▶ Exercise instructions: From the listing below, pull each line that includes "Lopeník".

(Data items)

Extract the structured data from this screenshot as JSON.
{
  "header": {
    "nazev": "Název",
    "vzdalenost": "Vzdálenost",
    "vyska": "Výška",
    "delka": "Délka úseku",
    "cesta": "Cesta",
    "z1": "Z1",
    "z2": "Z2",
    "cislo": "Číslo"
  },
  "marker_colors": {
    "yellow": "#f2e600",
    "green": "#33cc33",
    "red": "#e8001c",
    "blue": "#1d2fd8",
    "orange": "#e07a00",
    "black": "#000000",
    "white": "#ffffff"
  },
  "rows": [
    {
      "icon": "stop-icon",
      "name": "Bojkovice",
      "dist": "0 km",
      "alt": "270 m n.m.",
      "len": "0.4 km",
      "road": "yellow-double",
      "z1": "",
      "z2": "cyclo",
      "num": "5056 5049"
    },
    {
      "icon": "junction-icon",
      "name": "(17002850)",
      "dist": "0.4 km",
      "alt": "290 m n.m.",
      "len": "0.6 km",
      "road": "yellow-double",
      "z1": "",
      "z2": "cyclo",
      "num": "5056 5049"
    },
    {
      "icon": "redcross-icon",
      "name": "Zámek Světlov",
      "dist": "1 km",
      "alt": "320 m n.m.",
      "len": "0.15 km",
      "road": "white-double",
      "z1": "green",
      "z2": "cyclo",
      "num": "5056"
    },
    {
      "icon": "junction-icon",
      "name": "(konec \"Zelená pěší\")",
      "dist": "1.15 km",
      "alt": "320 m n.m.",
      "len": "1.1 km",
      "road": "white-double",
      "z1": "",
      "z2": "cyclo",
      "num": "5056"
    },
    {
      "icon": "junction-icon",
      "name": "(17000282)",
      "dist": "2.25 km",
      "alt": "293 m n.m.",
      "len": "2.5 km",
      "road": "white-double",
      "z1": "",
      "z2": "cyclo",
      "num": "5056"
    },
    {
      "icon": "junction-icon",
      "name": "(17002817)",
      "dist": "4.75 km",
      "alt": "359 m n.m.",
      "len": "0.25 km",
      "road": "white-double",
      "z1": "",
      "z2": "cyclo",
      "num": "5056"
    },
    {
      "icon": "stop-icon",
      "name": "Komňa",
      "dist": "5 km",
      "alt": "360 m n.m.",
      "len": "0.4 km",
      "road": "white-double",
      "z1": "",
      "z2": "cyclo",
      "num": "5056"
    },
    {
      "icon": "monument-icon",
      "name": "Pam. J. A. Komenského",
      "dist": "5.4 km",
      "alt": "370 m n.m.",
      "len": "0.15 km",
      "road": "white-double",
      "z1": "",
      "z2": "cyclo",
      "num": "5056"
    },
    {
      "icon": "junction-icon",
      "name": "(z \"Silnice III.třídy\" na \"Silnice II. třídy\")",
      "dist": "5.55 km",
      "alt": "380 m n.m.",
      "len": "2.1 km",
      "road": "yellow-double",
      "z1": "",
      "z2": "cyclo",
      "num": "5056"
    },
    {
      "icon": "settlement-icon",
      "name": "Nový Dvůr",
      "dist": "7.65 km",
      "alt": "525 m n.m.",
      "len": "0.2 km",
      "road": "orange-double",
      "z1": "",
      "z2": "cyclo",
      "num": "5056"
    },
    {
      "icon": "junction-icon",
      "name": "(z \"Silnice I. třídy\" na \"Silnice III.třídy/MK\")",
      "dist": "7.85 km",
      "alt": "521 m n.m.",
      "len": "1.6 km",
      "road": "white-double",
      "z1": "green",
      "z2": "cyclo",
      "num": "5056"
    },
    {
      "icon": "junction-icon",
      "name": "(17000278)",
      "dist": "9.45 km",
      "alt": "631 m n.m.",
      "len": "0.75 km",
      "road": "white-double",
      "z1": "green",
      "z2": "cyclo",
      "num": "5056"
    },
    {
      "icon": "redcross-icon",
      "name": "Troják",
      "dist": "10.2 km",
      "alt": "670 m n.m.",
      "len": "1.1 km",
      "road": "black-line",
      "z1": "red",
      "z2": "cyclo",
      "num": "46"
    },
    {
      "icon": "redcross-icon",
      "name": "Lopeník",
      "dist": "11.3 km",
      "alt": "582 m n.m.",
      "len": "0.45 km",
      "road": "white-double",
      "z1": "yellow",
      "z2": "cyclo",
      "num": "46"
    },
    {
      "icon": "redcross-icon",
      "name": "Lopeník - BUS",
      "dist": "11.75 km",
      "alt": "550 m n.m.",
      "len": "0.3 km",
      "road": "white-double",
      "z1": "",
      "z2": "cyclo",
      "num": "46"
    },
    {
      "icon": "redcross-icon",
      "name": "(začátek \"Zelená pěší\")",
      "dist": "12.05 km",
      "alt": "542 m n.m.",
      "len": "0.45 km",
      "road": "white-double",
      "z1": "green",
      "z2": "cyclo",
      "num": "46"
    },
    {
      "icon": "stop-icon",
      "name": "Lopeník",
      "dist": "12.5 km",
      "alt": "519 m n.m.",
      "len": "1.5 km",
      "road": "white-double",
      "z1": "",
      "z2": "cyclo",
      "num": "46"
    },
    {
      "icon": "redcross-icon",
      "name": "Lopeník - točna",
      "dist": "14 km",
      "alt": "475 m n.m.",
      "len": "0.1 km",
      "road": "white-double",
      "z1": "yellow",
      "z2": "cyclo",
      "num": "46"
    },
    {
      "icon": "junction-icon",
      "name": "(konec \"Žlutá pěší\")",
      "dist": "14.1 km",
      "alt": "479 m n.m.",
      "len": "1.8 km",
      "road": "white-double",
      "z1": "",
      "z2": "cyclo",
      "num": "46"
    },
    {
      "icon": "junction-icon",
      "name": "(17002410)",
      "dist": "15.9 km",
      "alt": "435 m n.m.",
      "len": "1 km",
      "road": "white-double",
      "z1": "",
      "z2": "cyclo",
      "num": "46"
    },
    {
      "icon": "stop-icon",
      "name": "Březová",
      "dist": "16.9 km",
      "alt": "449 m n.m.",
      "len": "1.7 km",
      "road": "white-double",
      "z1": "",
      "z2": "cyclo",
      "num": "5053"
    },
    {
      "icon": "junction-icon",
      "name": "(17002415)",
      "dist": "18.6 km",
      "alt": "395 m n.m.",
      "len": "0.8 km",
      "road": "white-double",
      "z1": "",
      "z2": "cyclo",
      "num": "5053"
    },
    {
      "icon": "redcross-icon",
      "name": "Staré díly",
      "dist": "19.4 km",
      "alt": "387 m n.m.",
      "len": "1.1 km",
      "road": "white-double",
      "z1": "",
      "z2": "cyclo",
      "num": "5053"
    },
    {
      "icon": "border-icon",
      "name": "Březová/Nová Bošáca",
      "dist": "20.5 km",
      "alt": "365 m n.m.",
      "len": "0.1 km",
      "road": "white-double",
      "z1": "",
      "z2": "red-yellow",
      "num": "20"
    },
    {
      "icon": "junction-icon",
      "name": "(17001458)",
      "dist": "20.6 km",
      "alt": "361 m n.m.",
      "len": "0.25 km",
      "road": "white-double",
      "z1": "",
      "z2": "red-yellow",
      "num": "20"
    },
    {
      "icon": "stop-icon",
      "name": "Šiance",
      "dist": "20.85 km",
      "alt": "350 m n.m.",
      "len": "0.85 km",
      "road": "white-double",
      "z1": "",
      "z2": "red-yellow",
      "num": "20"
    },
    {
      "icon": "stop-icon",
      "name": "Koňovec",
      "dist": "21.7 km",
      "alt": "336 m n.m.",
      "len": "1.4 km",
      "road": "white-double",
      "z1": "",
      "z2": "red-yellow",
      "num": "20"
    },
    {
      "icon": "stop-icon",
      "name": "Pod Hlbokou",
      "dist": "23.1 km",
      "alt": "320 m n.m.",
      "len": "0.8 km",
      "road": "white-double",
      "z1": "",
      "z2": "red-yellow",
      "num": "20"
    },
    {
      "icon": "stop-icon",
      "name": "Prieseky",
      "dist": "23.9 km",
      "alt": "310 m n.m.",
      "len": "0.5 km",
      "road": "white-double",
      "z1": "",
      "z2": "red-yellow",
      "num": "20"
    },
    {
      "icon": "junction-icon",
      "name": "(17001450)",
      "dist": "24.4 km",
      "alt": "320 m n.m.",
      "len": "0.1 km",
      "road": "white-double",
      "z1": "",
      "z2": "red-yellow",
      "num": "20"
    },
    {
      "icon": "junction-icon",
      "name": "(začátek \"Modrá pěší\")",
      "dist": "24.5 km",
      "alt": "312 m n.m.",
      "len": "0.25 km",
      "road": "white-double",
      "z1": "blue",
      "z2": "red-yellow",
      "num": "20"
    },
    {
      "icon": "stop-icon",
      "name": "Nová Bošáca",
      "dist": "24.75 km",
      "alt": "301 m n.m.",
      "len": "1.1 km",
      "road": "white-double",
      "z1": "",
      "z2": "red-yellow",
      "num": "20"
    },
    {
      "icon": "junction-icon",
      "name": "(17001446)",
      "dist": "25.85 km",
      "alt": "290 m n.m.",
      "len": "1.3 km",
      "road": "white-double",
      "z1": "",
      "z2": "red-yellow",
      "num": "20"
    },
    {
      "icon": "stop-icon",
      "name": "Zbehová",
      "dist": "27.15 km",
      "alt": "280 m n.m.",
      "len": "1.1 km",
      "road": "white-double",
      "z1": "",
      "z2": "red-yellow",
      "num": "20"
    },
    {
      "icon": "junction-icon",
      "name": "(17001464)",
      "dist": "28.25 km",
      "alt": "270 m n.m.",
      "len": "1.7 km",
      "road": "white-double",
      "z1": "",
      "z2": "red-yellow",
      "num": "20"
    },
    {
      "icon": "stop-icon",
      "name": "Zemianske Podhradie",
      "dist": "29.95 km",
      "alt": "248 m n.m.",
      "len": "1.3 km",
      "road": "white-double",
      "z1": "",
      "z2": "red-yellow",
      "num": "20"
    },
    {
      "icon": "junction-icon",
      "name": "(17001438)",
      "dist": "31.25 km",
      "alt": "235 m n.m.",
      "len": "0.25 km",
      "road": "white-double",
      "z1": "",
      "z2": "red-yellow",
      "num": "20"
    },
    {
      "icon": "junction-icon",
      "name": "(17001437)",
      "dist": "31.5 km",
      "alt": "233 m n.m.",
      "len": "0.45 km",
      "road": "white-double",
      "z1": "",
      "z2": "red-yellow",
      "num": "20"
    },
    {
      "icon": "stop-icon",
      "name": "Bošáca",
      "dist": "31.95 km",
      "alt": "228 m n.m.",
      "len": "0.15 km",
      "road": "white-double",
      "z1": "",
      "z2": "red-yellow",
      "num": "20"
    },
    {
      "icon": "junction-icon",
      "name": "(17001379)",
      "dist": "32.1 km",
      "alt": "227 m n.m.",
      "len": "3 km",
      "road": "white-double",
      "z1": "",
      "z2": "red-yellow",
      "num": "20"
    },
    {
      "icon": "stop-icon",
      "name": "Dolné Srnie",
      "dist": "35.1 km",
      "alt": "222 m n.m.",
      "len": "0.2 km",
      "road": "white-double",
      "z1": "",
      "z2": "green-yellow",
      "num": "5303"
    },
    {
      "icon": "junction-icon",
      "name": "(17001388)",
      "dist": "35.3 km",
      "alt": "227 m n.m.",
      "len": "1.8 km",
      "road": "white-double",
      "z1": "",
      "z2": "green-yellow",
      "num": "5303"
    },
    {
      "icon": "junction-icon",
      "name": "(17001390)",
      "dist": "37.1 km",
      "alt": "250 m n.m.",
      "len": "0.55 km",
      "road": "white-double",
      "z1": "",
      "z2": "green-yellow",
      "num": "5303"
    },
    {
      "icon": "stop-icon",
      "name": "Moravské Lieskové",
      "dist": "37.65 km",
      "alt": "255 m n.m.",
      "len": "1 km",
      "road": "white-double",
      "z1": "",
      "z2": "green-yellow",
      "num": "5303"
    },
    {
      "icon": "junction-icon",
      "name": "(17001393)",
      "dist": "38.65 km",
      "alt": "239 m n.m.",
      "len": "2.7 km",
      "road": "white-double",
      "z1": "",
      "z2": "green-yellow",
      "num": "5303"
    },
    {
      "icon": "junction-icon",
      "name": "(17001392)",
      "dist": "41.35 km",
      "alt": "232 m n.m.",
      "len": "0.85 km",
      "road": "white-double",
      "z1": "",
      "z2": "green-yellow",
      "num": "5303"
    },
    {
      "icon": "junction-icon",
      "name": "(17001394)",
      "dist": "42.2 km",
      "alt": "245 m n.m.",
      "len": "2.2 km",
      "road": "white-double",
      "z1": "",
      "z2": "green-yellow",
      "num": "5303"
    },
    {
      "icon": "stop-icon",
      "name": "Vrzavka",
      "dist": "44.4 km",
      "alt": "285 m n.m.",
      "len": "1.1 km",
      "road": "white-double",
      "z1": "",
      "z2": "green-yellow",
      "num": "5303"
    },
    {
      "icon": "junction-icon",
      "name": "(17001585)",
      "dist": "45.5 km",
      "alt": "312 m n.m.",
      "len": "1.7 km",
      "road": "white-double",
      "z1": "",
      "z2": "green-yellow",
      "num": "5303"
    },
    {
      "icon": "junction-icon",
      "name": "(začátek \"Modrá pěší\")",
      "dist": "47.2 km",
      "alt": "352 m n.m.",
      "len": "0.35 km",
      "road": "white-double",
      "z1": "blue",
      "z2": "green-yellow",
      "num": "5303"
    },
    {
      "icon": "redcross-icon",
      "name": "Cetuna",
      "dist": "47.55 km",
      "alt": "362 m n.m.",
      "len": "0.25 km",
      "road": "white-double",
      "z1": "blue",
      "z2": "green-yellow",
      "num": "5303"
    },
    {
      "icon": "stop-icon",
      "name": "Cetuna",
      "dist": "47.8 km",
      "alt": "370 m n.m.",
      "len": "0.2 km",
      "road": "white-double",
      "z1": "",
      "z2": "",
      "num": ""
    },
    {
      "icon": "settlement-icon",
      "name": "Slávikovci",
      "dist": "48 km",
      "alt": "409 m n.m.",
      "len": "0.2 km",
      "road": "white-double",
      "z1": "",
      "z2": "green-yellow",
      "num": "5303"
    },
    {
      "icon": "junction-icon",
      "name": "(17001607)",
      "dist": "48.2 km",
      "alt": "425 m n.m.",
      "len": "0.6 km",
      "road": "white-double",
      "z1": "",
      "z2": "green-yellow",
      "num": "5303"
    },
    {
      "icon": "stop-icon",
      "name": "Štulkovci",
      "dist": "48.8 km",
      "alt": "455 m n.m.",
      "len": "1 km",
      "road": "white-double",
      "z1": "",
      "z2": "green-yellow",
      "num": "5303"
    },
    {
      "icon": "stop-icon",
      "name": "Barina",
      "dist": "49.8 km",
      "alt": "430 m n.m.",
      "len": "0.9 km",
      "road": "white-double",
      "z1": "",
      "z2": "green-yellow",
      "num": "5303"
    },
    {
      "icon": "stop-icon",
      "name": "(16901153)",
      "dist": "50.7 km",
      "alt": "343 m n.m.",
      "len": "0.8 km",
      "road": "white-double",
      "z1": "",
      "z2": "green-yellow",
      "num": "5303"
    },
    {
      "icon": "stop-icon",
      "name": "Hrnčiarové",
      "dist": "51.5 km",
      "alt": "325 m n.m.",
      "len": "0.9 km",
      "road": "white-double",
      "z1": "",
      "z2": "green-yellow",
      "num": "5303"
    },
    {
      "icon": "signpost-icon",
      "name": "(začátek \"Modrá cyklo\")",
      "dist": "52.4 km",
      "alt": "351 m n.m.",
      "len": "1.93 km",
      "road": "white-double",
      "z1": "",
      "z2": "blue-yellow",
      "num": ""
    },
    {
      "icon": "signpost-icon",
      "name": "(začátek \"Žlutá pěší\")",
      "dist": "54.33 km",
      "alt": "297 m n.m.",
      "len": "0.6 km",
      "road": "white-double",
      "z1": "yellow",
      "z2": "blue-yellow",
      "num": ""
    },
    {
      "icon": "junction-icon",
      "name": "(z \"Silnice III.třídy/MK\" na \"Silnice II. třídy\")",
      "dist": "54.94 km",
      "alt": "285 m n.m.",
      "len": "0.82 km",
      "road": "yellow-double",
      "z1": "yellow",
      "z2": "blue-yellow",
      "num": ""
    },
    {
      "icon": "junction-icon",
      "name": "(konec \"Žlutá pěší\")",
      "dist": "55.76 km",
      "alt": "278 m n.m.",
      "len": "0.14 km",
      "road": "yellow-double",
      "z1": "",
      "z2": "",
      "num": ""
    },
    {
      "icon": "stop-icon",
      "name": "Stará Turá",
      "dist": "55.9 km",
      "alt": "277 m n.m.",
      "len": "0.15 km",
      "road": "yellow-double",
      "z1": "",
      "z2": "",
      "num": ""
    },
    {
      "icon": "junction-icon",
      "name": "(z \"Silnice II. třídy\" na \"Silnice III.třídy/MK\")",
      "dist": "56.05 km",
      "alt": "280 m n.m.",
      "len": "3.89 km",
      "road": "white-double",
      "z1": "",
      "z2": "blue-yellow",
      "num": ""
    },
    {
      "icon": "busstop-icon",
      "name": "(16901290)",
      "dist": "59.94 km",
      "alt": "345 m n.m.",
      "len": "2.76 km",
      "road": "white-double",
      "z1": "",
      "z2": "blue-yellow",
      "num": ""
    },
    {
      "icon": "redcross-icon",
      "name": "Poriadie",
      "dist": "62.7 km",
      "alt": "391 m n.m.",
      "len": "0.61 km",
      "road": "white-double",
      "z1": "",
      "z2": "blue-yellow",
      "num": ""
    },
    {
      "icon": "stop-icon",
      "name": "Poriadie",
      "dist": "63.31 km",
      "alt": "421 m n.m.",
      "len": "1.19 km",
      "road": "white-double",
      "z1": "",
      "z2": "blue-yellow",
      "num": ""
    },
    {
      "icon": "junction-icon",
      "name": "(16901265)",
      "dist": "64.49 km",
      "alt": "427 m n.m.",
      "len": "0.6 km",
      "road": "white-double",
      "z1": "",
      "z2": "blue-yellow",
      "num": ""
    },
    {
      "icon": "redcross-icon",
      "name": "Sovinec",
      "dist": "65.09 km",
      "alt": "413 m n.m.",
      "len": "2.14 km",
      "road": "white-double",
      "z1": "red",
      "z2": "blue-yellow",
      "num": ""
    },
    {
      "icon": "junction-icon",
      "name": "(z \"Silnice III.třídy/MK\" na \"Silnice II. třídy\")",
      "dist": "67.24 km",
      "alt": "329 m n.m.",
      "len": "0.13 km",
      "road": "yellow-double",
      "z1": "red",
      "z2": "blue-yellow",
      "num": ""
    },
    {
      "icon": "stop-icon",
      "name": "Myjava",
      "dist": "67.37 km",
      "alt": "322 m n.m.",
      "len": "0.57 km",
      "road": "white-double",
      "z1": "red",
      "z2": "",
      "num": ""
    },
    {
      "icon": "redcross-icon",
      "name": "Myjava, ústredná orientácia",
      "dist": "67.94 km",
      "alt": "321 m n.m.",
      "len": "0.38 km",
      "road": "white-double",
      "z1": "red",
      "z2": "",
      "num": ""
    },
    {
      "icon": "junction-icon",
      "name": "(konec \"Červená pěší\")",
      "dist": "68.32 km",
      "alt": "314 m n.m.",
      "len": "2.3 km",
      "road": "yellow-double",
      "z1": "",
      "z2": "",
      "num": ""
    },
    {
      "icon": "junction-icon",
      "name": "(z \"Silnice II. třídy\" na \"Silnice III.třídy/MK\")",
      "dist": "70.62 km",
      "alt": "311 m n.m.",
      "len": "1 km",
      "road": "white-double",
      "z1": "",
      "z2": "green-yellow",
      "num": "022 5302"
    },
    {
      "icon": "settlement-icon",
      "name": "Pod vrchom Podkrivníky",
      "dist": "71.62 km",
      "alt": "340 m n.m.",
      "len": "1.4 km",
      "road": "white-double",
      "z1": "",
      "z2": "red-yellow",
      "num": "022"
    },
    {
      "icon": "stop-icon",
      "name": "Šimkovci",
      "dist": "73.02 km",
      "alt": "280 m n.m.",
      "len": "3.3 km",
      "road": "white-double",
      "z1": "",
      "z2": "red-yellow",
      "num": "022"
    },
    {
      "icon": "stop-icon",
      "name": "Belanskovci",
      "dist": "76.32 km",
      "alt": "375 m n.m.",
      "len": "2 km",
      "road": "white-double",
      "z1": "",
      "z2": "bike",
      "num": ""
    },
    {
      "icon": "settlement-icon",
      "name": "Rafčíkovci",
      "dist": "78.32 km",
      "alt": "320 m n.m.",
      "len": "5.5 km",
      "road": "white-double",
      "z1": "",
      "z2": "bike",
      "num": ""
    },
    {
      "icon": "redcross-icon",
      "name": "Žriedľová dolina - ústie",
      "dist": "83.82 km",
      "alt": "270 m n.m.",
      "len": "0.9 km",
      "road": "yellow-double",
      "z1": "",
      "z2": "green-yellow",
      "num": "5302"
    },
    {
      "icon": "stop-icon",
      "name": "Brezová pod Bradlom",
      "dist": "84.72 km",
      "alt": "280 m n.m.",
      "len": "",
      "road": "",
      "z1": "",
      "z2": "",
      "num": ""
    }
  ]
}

▶ Solution:
      "name": "Lopeník",
      "name": "Lopeník - BUS",
      "name": "Lopeník",
      "name": "Lopeník - točna",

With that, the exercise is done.